* **INPUT RECORDS**:

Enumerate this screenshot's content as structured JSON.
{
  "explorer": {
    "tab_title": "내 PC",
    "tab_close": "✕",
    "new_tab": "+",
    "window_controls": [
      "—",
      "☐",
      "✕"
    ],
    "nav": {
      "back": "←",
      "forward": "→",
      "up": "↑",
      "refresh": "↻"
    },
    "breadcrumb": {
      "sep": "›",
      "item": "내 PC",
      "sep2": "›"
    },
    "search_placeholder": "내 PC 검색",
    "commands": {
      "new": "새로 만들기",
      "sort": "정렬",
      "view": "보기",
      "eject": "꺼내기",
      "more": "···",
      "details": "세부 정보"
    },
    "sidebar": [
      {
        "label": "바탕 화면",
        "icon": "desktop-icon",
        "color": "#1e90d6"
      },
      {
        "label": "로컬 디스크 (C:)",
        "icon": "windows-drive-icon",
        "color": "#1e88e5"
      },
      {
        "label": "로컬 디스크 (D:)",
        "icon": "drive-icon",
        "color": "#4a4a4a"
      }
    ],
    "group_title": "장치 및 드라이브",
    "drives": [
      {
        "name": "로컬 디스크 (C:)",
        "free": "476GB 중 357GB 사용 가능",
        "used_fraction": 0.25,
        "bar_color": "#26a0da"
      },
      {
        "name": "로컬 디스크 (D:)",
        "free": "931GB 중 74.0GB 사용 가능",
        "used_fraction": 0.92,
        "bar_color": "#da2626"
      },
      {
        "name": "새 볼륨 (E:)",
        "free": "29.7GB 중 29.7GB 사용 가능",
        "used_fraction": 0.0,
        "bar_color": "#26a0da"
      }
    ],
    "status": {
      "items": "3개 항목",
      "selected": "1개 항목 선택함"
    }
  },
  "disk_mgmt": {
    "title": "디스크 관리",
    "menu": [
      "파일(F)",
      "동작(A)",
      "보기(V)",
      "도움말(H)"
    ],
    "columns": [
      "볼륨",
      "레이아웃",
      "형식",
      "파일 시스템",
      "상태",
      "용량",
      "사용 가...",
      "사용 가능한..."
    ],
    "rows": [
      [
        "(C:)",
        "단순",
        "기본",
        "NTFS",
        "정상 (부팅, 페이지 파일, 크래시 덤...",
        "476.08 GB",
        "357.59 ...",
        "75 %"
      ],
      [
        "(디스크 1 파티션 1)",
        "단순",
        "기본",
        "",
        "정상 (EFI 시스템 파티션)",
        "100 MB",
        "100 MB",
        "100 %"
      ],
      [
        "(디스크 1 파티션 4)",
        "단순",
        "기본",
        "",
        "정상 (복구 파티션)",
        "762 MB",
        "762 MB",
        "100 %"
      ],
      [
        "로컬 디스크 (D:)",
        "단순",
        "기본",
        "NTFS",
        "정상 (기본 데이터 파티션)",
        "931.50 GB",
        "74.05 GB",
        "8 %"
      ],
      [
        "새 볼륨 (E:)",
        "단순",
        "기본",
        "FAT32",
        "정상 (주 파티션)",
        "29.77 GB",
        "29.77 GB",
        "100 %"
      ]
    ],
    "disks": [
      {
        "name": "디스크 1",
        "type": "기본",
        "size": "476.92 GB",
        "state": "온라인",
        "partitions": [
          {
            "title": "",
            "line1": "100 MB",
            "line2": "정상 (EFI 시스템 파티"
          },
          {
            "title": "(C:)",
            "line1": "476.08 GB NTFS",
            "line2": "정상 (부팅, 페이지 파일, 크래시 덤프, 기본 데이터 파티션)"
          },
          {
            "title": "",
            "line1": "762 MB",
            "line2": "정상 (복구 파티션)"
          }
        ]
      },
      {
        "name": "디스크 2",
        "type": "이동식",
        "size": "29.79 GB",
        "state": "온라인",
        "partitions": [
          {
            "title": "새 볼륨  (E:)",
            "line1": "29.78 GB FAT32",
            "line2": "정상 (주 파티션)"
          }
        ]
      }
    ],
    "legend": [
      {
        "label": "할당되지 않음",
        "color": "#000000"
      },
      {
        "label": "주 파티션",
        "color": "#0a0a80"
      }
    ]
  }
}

* **WHAT IS BEING ASKED**: Write out every entry word for word.

* **EXERCISE OUTPUT**:
Enumerate this screenshot's content as structured JSON.
{
  "explorer": {
    "tab_title": "내 PC",
    "tab_close": "✕",
    "new_tab": "+",
    "window_controls": [
      "—",
      "☐",
      "✕"
    ],
    "nav": {
      "back": "←",
      "forward": "→",
      "up": "↑",
      "refresh": "↻"
    },
    "breadcrumb": {
      "sep": "›",
      "item": "내 PC",
      "sep2": "›"
    },
    "search_placeholder": "내 PC 검색",
    "commands": {
      "new": "새로 만들기",
      "sort": "정렬",
      "view": "보기",
      "eject": "꺼내기",
      "more": "···",
      "details": "세부 정보"
    },
    "sidebar": [
      {
        "label": "바탕 화면",
        "icon": "desktop-icon",
        "color": "#1e90d6"
      },
      {
        "label": "로컬 디스크 (C:)",
        "icon": "windows-drive-icon",
        "color": "#1e88e5"
      },
      {
        "label": "로컬 디스크 (D:)",
        "icon": "drive-icon",
        "color": "#4a4a4a"
      }
    ],
    "group_title": "장치 및 드라이브",
    "drives": [
      {
        "name": "로컬 디스크 (C:)",
        "free": "476GB 중 357GB 사용 가능",
        "used_fraction": 0.25,
        "bar_color": "#26a0da"
      },
      {
        "name": "로컬 디스크 (D:)",
        "free": "931GB 중 74.0GB 사용 가능",
        "used_fraction": 0.92,
        "bar_color": "#da2626"
      },
      {
        "name": "새 볼륨 (E:)",
        "free": "29.7GB 중 29.7GB 사용 가능",
        "used_fraction": 0.0,
        "bar_color": "#26a0da"
      }
    ],
    "status": {
      "items": "3개 항목",
      "selected": "1개 항목 선택함"
    }
  },
  "disk_mgmt": {
    "title": "디스크 관리",
    "menu": [
      "파일(F)",
      "동작(A)",
      "보기(V)",
      "도움말(H)"
    ],
    "columns": [
      "볼륨",
      "레이아웃",
      "형식",
      "파일 시스템",
      "상태",
      "용량",
      "사용 가...",
      "사용 가능한..."
    ],
    "rows": [
      [
        "(C:)",
        "단순",
        "기본",
        "NTFS",
        "정상 (부팅, 페이지 파일, 크래시 덤...",
        "476.08 GB",
        "357.59 ...",
        "75 %"
      ],
      [
        "(디스크 1 파티션 1)",
        "단순",
        "기본",
        "",
        "정상 (EFI 시스템 파티션)",
        "100 MB",
        "100 MB",
        "100 %"
      ],
      [
        "(디스크 1 파티션 4)",
        "단순",
        "기본",
        "",
        "정상 (복구 파티션)",
        "762 MB",
        "762 MB",
        "100 %"
      ],
      [
        "로컬 디스크 (D:)",
        "단순",
        "기본",
        "NTFS",
        "정상 (기본 데이터 파티션)",
        "931.50 GB",
        "74.05 GB",
        "8 %"
      ],
      [
        "새 볼륨 (E:)",
        "단순",
        "기본",
        "FAT32",
        "정상 (주 파티션)",
        "29.77 GB",
        "29.77 GB",
        "100 %"
      ]
    ],
    "disks": [
      {
        "name": "디스크 1",
        "type": "기본",
        "size": "476.92 GB",
        "state": "온라인",
        "partitions": [
          {
            "title": "",
            "line1": "100 MB",
            "line2": "정상 (EFI 시스템 파티"
          },
          {
            "title": "(C:)",
            "line1": "476.08 GB NTFS",
            "line2": "정상 (부팅, 페이지 파일, 크래시 덤프, 기본 데이터 파티션)"
          },
          {
            "title": "",
            "line1": "762 MB",
            "line2": "정상 (복구 파티션)"
          }
        ]
      },
      {
        "name": "디스크 2",
        "type": "이동식",
        "size": "29.79 GB",
        "state": "온라인",
        "partitions": [
          {
            "title": "새 볼륨  (E:)",
            "line1": "29.78 GB FAT32",
            "line2": "정상 (주 파티션)"
          }
        ]
      }
    ],
    "legend": [
      {
        "label": "할당되지 않음",
        "color": "#000000"
      },
      {
        "label": "주 파티션",
        "color": "#0a0a80"
      }
    ]
  }
}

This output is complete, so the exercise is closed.